##### RECORDS SUPPLIED #####

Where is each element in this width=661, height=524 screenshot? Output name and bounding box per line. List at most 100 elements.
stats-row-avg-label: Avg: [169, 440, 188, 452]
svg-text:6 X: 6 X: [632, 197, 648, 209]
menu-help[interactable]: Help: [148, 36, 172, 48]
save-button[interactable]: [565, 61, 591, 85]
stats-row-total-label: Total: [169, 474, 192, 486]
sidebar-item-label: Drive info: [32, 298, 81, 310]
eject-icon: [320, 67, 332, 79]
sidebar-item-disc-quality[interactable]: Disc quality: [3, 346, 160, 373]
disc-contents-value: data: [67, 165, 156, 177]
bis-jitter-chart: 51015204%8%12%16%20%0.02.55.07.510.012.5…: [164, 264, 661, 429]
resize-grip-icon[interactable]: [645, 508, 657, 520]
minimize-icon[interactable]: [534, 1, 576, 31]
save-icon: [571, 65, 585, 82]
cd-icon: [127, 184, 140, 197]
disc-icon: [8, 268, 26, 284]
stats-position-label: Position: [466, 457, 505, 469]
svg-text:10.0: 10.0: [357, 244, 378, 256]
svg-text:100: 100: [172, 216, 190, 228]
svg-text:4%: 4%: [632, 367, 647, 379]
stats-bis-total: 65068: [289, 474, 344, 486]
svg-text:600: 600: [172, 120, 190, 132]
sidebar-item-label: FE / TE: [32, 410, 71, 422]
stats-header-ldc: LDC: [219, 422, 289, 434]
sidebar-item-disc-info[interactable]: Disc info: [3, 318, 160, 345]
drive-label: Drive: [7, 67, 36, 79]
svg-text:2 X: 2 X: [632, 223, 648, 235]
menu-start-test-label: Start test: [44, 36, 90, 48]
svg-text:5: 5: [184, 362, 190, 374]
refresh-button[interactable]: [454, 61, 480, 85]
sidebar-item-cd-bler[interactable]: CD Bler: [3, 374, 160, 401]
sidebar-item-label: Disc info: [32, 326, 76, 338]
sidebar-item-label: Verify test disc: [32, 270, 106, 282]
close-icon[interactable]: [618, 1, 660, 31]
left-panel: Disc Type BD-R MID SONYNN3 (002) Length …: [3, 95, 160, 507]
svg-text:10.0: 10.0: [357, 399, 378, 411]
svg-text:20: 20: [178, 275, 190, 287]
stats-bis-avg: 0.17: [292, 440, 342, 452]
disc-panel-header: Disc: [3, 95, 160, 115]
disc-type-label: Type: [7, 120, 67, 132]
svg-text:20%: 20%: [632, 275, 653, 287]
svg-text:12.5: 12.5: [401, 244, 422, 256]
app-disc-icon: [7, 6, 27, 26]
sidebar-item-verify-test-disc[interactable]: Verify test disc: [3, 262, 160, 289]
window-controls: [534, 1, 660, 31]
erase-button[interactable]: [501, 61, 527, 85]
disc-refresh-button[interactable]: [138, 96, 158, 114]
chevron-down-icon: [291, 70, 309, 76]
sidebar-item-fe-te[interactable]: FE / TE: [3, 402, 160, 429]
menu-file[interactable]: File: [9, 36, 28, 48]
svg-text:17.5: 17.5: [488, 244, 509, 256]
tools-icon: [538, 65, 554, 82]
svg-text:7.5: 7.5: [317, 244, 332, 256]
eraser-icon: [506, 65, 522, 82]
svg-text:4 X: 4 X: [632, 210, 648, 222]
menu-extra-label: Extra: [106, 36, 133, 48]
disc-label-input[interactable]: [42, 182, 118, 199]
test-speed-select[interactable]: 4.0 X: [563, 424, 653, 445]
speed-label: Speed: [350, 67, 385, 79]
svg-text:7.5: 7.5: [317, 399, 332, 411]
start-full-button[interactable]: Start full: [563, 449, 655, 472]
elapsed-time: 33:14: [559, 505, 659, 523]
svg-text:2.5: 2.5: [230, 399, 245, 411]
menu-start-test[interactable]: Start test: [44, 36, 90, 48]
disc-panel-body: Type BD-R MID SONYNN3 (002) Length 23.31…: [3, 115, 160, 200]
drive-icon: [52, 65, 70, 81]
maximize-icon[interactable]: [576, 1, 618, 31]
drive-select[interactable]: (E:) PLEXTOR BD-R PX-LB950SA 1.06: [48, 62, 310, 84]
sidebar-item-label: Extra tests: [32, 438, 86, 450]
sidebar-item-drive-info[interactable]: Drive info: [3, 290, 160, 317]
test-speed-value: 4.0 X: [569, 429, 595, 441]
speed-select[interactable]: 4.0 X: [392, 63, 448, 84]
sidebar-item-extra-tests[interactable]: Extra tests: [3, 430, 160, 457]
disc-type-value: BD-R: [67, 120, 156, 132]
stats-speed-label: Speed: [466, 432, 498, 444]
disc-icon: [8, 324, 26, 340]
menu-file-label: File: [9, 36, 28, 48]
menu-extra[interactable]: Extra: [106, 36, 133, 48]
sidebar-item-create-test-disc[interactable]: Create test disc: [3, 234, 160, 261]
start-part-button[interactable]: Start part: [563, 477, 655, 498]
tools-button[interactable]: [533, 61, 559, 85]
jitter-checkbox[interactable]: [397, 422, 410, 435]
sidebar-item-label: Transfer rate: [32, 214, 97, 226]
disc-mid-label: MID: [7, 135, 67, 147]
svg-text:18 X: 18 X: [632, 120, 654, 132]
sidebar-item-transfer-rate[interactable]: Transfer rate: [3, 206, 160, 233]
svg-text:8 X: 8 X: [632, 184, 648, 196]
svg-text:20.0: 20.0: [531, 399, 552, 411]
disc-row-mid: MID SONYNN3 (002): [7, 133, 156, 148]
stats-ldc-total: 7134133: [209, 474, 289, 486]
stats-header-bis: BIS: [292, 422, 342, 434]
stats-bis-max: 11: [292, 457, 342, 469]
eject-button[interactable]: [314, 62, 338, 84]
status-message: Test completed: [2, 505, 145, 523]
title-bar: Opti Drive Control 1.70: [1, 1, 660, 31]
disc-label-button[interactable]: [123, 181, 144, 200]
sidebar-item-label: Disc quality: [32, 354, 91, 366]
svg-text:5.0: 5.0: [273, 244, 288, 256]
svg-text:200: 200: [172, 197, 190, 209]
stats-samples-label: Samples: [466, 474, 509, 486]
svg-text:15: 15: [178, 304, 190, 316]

#####

* WHAT YOU NEED TO DO
Can you rewrite all of the data above, replacing every "Disc info" with "Disc details" and leaving everything else unchanged?

* ANSWER FOR THIS EXERCISE
Where is each element in this width=661, height=524 screenshot? Output name and bounding box per line. List at most 100 elements.
stats-row-avg-label: Avg: [169, 440, 188, 452]
svg-text:6 X: 6 X: [632, 197, 648, 209]
menu-help[interactable]: Help: [148, 36, 172, 48]
save-button[interactable]: [565, 61, 591, 85]
stats-row-total-label: Total: [169, 474, 192, 486]
sidebar-item-label: Drive info: [32, 298, 81, 310]
eject-icon: [320, 67, 332, 79]
sidebar-item-disc-quality[interactable]: Disc quality: [3, 346, 160, 373]
disc-contents-value: data: [67, 165, 156, 177]
bis-jitter-chart: 51015204%8%12%16%20%0.02.55.07.510.012.5…: [164, 264, 661, 429]
resize-grip-icon[interactable]: [645, 508, 657, 520]
minimize-icon[interactable]: [534, 1, 576, 31]
save-icon: [571, 65, 585, 82]
cd-icon: [127, 184, 140, 197]
disc-icon: [8, 268, 26, 284]
stats-position-label: Position: [466, 457, 505, 469]
svg-text:10.0: 10.0: [357, 244, 378, 256]
svg-text:100: 100: [172, 216, 190, 228]
svg-text:4%: 4%: [632, 367, 647, 379]
stats-bis-total: 65068: [289, 474, 344, 486]
svg-text:600: 600: [172, 120, 190, 132]
sidebar-item-label: FE / TE: [32, 410, 71, 422]
stats-header-ldc: LDC: [219, 422, 289, 434]
sidebar-item-disc-info[interactable]: Disc details: [3, 318, 160, 345]
drive-label: Drive: [7, 67, 36, 79]
svg-text:2 X: 2 X: [632, 223, 648, 235]
menu-start-test-label: Start test: [44, 36, 90, 48]
svg-text:5: 5: [184, 362, 190, 374]
refresh-button[interactable]: [454, 61, 480, 85]
sidebar-item-cd-bler[interactable]: CD Bler: [3, 374, 160, 401]
sidebar-item-label: Disc details: [32, 326, 76, 338]
sidebar-item-label: Verify test disc: [32, 270, 106, 282]
close-icon[interactable]: [618, 1, 660, 31]
left-panel: Disc Type BD-R MID SONYNN3 (002) Length …: [3, 95, 160, 507]
svg-text:10.0: 10.0: [357, 399, 378, 411]
svg-text:20: 20: [178, 275, 190, 287]
stats-bis-avg: 0.17: [292, 440, 342, 452]
disc-panel-header: Disc: [3, 95, 160, 115]
disc-type-label: Type: [7, 120, 67, 132]
svg-text:20%: 20%: [632, 275, 653, 287]
svg-text:12.5: 12.5: [401, 244, 422, 256]
app-disc-icon: [7, 6, 27, 26]
sidebar-item-verify-test-disc[interactable]: Verify test disc: [3, 262, 160, 289]
window-controls: [534, 1, 660, 31]
erase-button[interactable]: [501, 61, 527, 85]
disc-refresh-button[interactable]: [138, 96, 158, 114]
chevron-down-icon: [291, 70, 309, 76]
sidebar-item-fe-te[interactable]: FE / TE: [3, 402, 160, 429]
menu-file[interactable]: File: [9, 36, 28, 48]
svg-text:17.5: 17.5: [488, 244, 509, 256]
tools-icon: [538, 65, 554, 82]
svg-text:7.5: 7.5: [317, 244, 332, 256]
eraser-icon: [506, 65, 522, 82]
svg-text:4 X: 4 X: [632, 210, 648, 222]
menu-extra-label: Extra: [106, 36, 133, 48]
disc-label-input[interactable]: [42, 182, 118, 199]
test-speed-select[interactable]: 4.0 X: [563, 424, 653, 445]
speed-label: Speed: [350, 67, 385, 79]
svg-text:7.5: 7.5: [317, 399, 332, 411]
start-full-button[interactable]: Start full: [563, 449, 655, 472]
elapsed-time: 33:14: [559, 505, 659, 523]
svg-text:2.5: 2.5: [230, 399, 245, 411]
menu-start-test[interactable]: Start test: [44, 36, 90, 48]
disc-panel-body: Type BD-R MID SONYNN3 (002) Length 23.31…: [3, 115, 160, 200]
drive-icon: [52, 65, 70, 81]
maximize-icon[interactable]: [576, 1, 618, 31]
drive-select[interactable]: (E:) PLEXTOR BD-R PX-LB950SA 1.06: [48, 62, 310, 84]
sidebar-item-label: Extra tests: [32, 438, 86, 450]
sidebar-item-drive-info[interactable]: Drive info: [3, 290, 160, 317]
test-speed-value: 4.0 X: [569, 429, 595, 441]
speed-select[interactable]: 4.0 X: [392, 63, 448, 84]
sidebar-item-extra-tests[interactable]: Extra tests: [3, 430, 160, 457]
disc-type-value: BD-R: [67, 120, 156, 132]
stats-speed-label: Speed: [466, 432, 498, 444]
disc-icon: [8, 324, 26, 340]
menu-file-label: File: [9, 36, 28, 48]
menu-extra[interactable]: Extra: [106, 36, 133, 48]
sidebar-item-create-test-disc[interactable]: Create test disc: [3, 234, 160, 261]
start-part-button[interactable]: Start part: [563, 477, 655, 498]
tools-button[interactable]: [533, 61, 559, 85]
jitter-checkbox[interactable]: [397, 422, 410, 435]
sidebar-item-label: Transfer rate: [32, 214, 97, 226]
disc-mid-label: MID: [7, 135, 67, 147]
svg-text:18 X: 18 X: [632, 120, 654, 132]
sidebar-item-transfer-rate[interactable]: Transfer rate: [3, 206, 160, 233]
svg-text:8 X: 8 X: [632, 184, 648, 196]
svg-text:20.0: 20.0: [531, 399, 552, 411]
disc-row-mid: MID SONYNN3 (002): [7, 133, 156, 148]
stats-ldc-total: 7134133: [209, 474, 289, 486]
stats-header-bis: BIS: [292, 422, 342, 434]
stats-bis-max: 11: [292, 457, 342, 469]
eject-button[interactable]: [314, 62, 338, 84]
status-message: Test completed: [2, 505, 145, 523]
title-bar: Opti Drive Control 1.70: [1, 1, 660, 31]
disc-label-button[interactable]: [123, 181, 144, 200]
sidebar-item-label: Disc quality: [32, 354, 91, 366]
svg-text:5.0: 5.0: [273, 244, 288, 256]
svg-text:200: 200: [172, 197, 190, 209]
stats-samples-label: Samples: [466, 474, 509, 486]
svg-text:15: 15: [178, 304, 190, 316]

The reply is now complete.